▶ _EXERCISE_: Write out every line of the material as it stands, apart from the pictures.

### INFORMATION SUPPLIED ###

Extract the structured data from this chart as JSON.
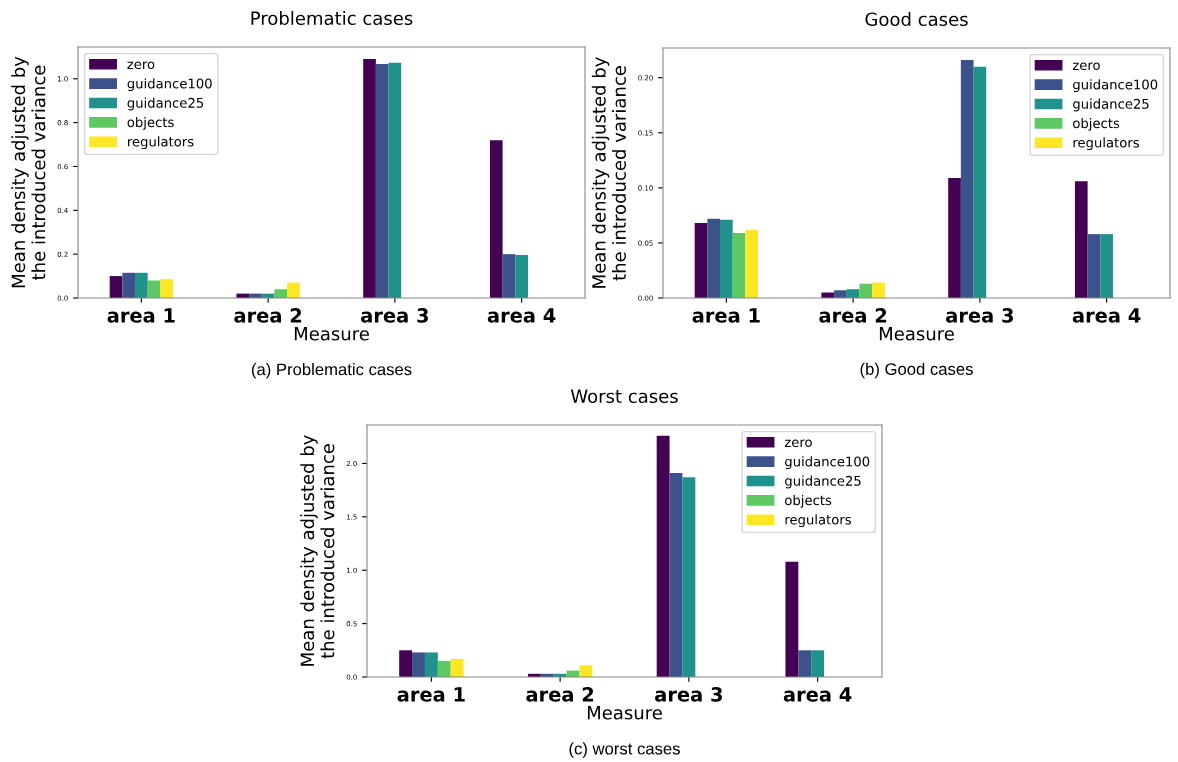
{
  "chart_data": [
    {
      "type": "bar",
      "title": "Problematic cases",
      "xlabel": "Measure",
      "ylabel": "Mean density adjusted by\nthe introduced variance",
      "annotations": [
        "(a) Problematic cases"
      ],
      "categories": [
        "area 1",
        "area 2",
        "area 3",
        "area 4"
      ],
      "series": [
        {
          "name": "zero",
          "color": "#440154",
          "values": [
            0.1,
            0.02,
            1.09,
            0.72
          ]
        },
        {
          "name": "guidance100",
          "color": "#3b528b",
          "values": [
            0.115,
            0.02,
            1.067,
            0.2
          ]
        },
        {
          "name": "guidance25",
          "color": "#21918c",
          "values": [
            0.115,
            0.02,
            1.073,
            0.196
          ]
        },
        {
          "name": "objects",
          "color": "#5ec962",
          "values": [
            0.08,
            0.04,
            0,
            0
          ]
        },
        {
          "name": "regulators",
          "color": "#fde725",
          "values": [
            0.086,
            0.07,
            0,
            0
          ]
        }
      ],
      "ylim": [
        0,
        1.145
      ],
      "yticks": [
        {
          "value": 0,
          "label": "0.0"
        },
        {
          "value": 0.2,
          "label": "0.2"
        },
        {
          "value": 0.4,
          "label": "0.4"
        },
        {
          "value": 0.6,
          "label": "0.6"
        },
        {
          "value": 0.8,
          "label": "0.8"
        },
        {
          "value": 1.0,
          "label": "1.0"
        }
      ],
      "grid": false,
      "legend": "top left"
    },
    {
      "type": "bar",
      "title": "Good cases",
      "xlabel": "Measure",
      "ylabel": "Mean density adjusted by\nthe introduced variance",
      "annotations": [
        "(b) Good cases"
      ],
      "categories": [
        "area 1",
        "area 2",
        "area 3",
        "area 4"
      ],
      "series": [
        {
          "name": "zero",
          "color": "#440154",
          "values": [
            0.068,
            0.005,
            0.109,
            0.106
          ]
        },
        {
          "name": "guidance100",
          "color": "#3b528b",
          "values": [
            0.072,
            0.007,
            0.216,
            0.058
          ]
        },
        {
          "name": "guidance25",
          "color": "#21918c",
          "values": [
            0.071,
            0.008,
            0.21,
            0.058
          ]
        },
        {
          "name": "objects",
          "color": "#5ec962",
          "values": [
            0.059,
            0.013,
            0,
            0
          ]
        },
        {
          "name": "regulators",
          "color": "#fde725",
          "values": [
            0.062,
            0.014,
            0,
            0
          ]
        }
      ],
      "ylim": [
        0,
        0.227
      ],
      "yticks": [
        {
          "value": 0,
          "label": "0.00"
        },
        {
          "value": 0.05,
          "label": "0.05"
        },
        {
          "value": 0.1,
          "label": "0.10"
        },
        {
          "value": 0.15,
          "label": "0.15"
        },
        {
          "value": 0.2,
          "label": "0.20"
        }
      ],
      "grid": false,
      "legend": "top right"
    },
    {
      "type": "bar",
      "title": "Worst cases",
      "xlabel": "Measure",
      "ylabel": "Mean density adjusted by\nthe introduced variance",
      "annotations": [
        "(c) worst cases"
      ],
      "categories": [
        "area 1",
        "area 2",
        "area 3",
        "area 4"
      ],
      "series": [
        {
          "name": "zero",
          "color": "#440154",
          "values": [
            0.25,
            0.03,
            2.26,
            1.08
          ]
        },
        {
          "name": "guidance100",
          "color": "#3b528b",
          "values": [
            0.23,
            0.03,
            1.91,
            0.25
          ]
        },
        {
          "name": "guidance25",
          "color": "#21918c",
          "values": [
            0.23,
            0.03,
            1.87,
            0.25
          ]
        },
        {
          "name": "objects",
          "color": "#5ec962",
          "values": [
            0.15,
            0.06,
            0,
            0
          ]
        },
        {
          "name": "regulators",
          "color": "#fde725",
          "values": [
            0.17,
            0.11,
            0,
            0
          ]
        }
      ],
      "ylim": [
        0,
        2.36
      ],
      "yticks": [
        {
          "value": 0,
          "label": "0.0"
        },
        {
          "value": 0.5,
          "label": "0.5"
        },
        {
          "value": 1.0,
          "label": "1.0"
        },
        {
          "value": 1.5,
          "label": "1.5"
        },
        {
          "value": 2.0,
          "label": "2.0"
        }
      ],
      "grid": false,
      "legend": "top right"
    }
  ]
}
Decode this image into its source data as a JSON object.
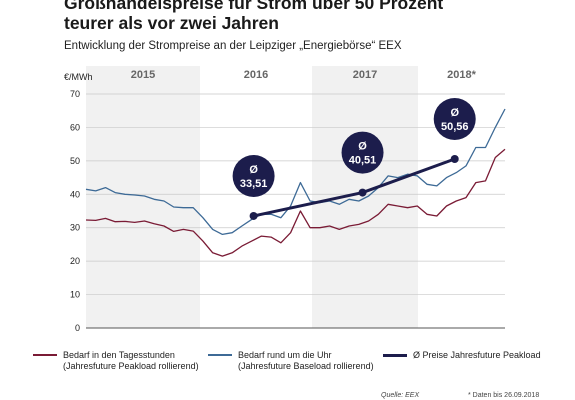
{
  "header": {
    "title_line1": "Großhandelspreise für Strom über 50 Prozent",
    "title_line2": "teurer als vor zwei Jahren",
    "subtitle": "Entwicklung der Strompreise an der Leipziger „Energiebörse“ EEX"
  },
  "chart_data": {
    "type": "line",
    "ylabel": "€/MWh",
    "ylim": [
      0,
      70
    ],
    "yticks": [
      0,
      10,
      20,
      30,
      40,
      50,
      60,
      70
    ],
    "grid": true,
    "year_labels": [
      "2015",
      "2016",
      "2017",
      "2018*"
    ],
    "series": [
      {
        "name": "Bedarf in den Tagesstunden (Jahresfuture Peakload rollierend)",
        "color": "#7a1b35",
        "values": [
          32.3,
          32.2,
          32.8,
          31.8,
          31.9,
          31.6,
          32.0,
          31.2,
          30.5,
          28.9,
          29.5,
          29.0,
          26.0,
          22.5,
          21.5,
          22.5,
          24.5,
          26.0,
          27.5,
          27.2,
          25.5,
          28.5,
          35.0,
          30.0,
          30.0,
          30.5,
          29.5,
          30.5,
          31.0,
          32.0,
          34.0,
          37.0,
          36.5,
          36.0,
          36.5,
          34.0,
          33.5,
          36.5,
          38.0,
          39.0,
          43.5,
          44.0,
          51.0,
          53.5
        ]
      },
      {
        "name": "Bedarf rund um die Uhr (Jahresfuture Baseload rollierend)",
        "color": "#3d6a96",
        "values": [
          41.5,
          41.0,
          42.0,
          40.5,
          40.0,
          39.8,
          39.5,
          38.5,
          38.0,
          36.2,
          36.0,
          36.0,
          33.0,
          29.5,
          28.0,
          28.5,
          30.5,
          32.5,
          34.0,
          34.0,
          33.0,
          36.5,
          43.5,
          38.0,
          37.5,
          38.0,
          37.0,
          38.5,
          38.0,
          39.5,
          42.0,
          45.5,
          45.0,
          46.0,
          45.5,
          43.0,
          42.5,
          45.0,
          46.5,
          48.5,
          54.0,
          54.0,
          60.0,
          65.5
        ]
      },
      {
        "name": "Ø Preise Jahresfuture Peakload",
        "color": "#1c1d4c",
        "averages": [
          {
            "year": "2016",
            "value": 33.51,
            "label": "Ø",
            "text": "33,51"
          },
          {
            "year": "2017",
            "value": 40.51,
            "label": "Ø",
            "text": "40,51"
          },
          {
            "year": "2018*",
            "value": 50.56,
            "label": "Ø",
            "text": "50,56"
          }
        ]
      }
    ]
  },
  "legend": {
    "peak_line1": "Bedarf in den Tagesstunden",
    "peak_line2": "(Jahresfuture Peakload rollierend)",
    "base_line1": "Bedarf rund um die Uhr",
    "base_line2": "(Jahresfuture Baseload rollierend)",
    "avg_line1": "Ø Preise Jahresfuture Peakload"
  },
  "footer": {
    "source": "Quelle: EEX",
    "note": "* Daten bis 26.09.2018"
  }
}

###

▶ _FULL SOLUTION_:
Extract the structured data from this chart as JSON.
{
  "chart_data": [
    {
      "type": "bar",
      "title": "Problematic cases",
      "xlabel": "Measure",
      "ylabel": "Mean density adjusted by\nthe introduced variance",
      "annotations": [
        "(a) Problematic cases"
      ],
      "categories": [
        "area 1",
        "area 2",
        "area 3",
        "area 4"
      ],
      "series": [
        {
          "name": "zero",
          "color": "#440154",
          "values": [
            0.1,
            0.02,
            1.09,
            0.72
          ]
        },
        {
          "name": "guidance100",
          "color": "#3b528b",
          "values": [
            0.115,
            0.02,
            1.067,
            0.2
          ]
        },
        {
          "name": "guidance25",
          "color": "#21918c",
          "values": [
            0.115,
            0.02,
            1.073,
            0.196
          ]
        },
        {
          "name": "objects",
          "color": "#5ec962",
          "values": [
            0.08,
            0.04,
            0,
            0
          ]
        },
        {
          "name": "regulators",
          "color": "#fde725",
          "values": [
            0.086,
            0.07,
            0,
            0
          ]
        }
      ],
      "ylim": [
        0,
        1.145
      ],
      "yticks": [
        {
          "value": 0,
          "label": "0.0"
        },
        {
          "value": 0.2,
          "label": "0.2"
        },
        {
          "value": 0.4,
          "label": "0.4"
        },
        {
          "value": 0.6,
          "label": "0.6"
        },
        {
          "value": 0.8,
          "label": "0.8"
        },
        {
          "value": 1.0,
          "label": "1.0"
        }
      ],
      "grid": false,
      "legend": "top left"
    },
    {
      "type": "bar",
      "title": "Good cases",
      "xlabel": "Measure",
      "ylabel": "Mean density adjusted by\nthe introduced variance",
      "annotations": [
        "(b) Good cases"
      ],
      "categories": [
        "area 1",
        "area 2",
        "area 3",
        "area 4"
      ],
      "series": [
        {
          "name": "zero",
          "color": "#440154",
          "values": [
            0.068,
            0.005,
            0.109,
            0.106
          ]
        },
        {
          "name": "guidance100",
          "color": "#3b528b",
          "values": [
            0.072,
            0.007,
            0.216,
            0.058
          ]
        },
        {
          "name": "guidance25",
          "color": "#21918c",
          "values": [
            0.071,
            0.008,
            0.21,
            0.058
          ]
        },
        {
          "name": "objects",
          "color": "#5ec962",
          "values": [
            0.059,
            0.013,
            0,
            0
          ]
        },
        {
          "name": "regulators",
          "color": "#fde725",
          "values": [
            0.062,
            0.014,
            0,
            0
          ]
        }
      ],
      "ylim": [
        0,
        0.227
      ],
      "yticks": [
        {
          "value": 0,
          "label": "0.00"
        },
        {
          "value": 0.05,
          "label": "0.05"
        },
        {
          "value": 0.1,
          "label": "0.10"
        },
        {
          "value": 0.15,
          "label": "0.15"
        },
        {
          "value": 0.2,
          "label": "0.20"
        }
      ],
      "grid": false,
      "legend": "top right"
    },
    {
      "type": "bar",
      "title": "Worst cases",
      "xlabel": "Measure",
      "ylabel": "Mean density adjusted by\nthe introduced variance",
      "annotations": [
        "(c) worst cases"
      ],
      "categories": [
        "area 1",
        "area 2",
        "area 3",
        "area 4"
      ],
      "series": [
        {
          "name": "zero",
          "color": "#440154",
          "values": [
            0.25,
            0.03,
            2.26,
            1.08
          ]
        },
        {
          "name": "guidance100",
          "color": "#3b528b",
          "values": [
            0.23,
            0.03,
            1.91,
            0.25
          ]
        },
        {
          "name": "guidance25",
          "color": "#21918c",
          "values": [
            0.23,
            0.03,
            1.87,
            0.25
          ]
        },
        {
          "name": "objects",
          "color": "#5ec962",
          "values": [
            0.15,
            0.06,
            0,
            0
          ]
        },
        {
          "name": "regulators",
          "color": "#fde725",
          "values": [
            0.17,
            0.11,
            0,
            0
          ]
        }
      ],
      "ylim": [
        0,
        2.36
      ],
      "yticks": [
        {
          "value": 0,
          "label": "0.0"
        },
        {
          "value": 0.5,
          "label": "0.5"
        },
        {
          "value": 1.0,
          "label": "1.0"
        },
        {
          "value": 1.5,
          "label": "1.5"
        },
        {
          "value": 2.0,
          "label": "2.0"
        }
      ],
      "grid": false,
      "legend": "top right"
    }
  ]
}
Decode this image into its source data as a JSON object.
{
  "header": {
    "title_line1": "Großhandelspreise für Strom über 50 Prozent",
    "title_line2": "teurer als vor zwei Jahren",
    "subtitle": "Entwicklung der Strompreise an der Leipziger „Energiebörse“ EEX"
  },
  "chart_data": {
    "type": "line",
    "ylabel": "€/MWh",
    "ylim": [
      0,
      70
    ],
    "yticks": [
      0,
      10,
      20,
      30,
      40,
      50,
      60,
      70
    ],
    "grid": true,
    "year_labels": [
      "2015",
      "2016",
      "2017",
      "2018*"
    ],
    "series": [
      {
        "name": "Bedarf in den Tagesstunden (Jahresfuture Peakload rollierend)",
        "color": "#7a1b35",
        "values": [
          32.3,
          32.2,
          32.8,
          31.8,
          31.9,
          31.6,
          32.0,
          31.2,
          30.5,
          28.9,
          29.5,
          29.0,
          26.0,
          22.5,
          21.5,
          22.5,
          24.5,
          26.0,
          27.5,
          27.2,
          25.5,
          28.5,
          35.0,
          30.0,
          30.0,
          30.5,
          29.5,
          30.5,
          31.0,
          32.0,
          34.0,
          37.0,
          36.5,
          36.0,
          36.5,
          34.0,
          33.5,
          36.5,
          38.0,
          39.0,
          43.5,
          44.0,
          51.0,
          53.5
        ]
      },
      {
        "name": "Bedarf rund um die Uhr (Jahresfuture Baseload rollierend)",
        "color": "#3d6a96",
        "values": [
          41.5,
          41.0,
          42.0,
          40.5,
          40.0,
          39.8,
          39.5,
          38.5,
          38.0,
          36.2,
          36.0,
          36.0,
          33.0,
          29.5,
          28.0,
          28.5,
          30.5,
          32.5,
          34.0,
          34.0,
          33.0,
          36.5,
          43.5,
          38.0,
          37.5,
          38.0,
          37.0,
          38.5,
          38.0,
          39.5,
          42.0,
          45.5,
          45.0,
          46.0,
          45.5,
          43.0,
          42.5,
          45.0,
          46.5,
          48.5,
          54.0,
          54.0,
          60.0,
          65.5
        ]
      },
      {
        "name": "Ø Preise Jahresfuture Peakload",
        "color": "#1c1d4c",
        "averages": [
          {
            "year": "2016",
            "value": 33.51,
            "label": "Ø",
            "text": "33,51"
          },
          {
            "year": "2017",
            "value": 40.51,
            "label": "Ø",
            "text": "40,51"
          },
          {
            "year": "2018*",
            "value": 50.56,
            "label": "Ø",
            "text": "50,56"
          }
        ]
      }
    ]
  },
  "legend": {
    "peak_line1": "Bedarf in den Tagesstunden",
    "peak_line2": "(Jahresfuture Peakload rollierend)",
    "base_line1": "Bedarf rund um die Uhr",
    "base_line2": "(Jahresfuture Baseload rollierend)",
    "avg_line1": "Ø Preise Jahresfuture Peakload"
  },
  "footer": {
    "source": "Quelle: EEX",
    "note": "* Daten bis 26.09.2018"
  }
}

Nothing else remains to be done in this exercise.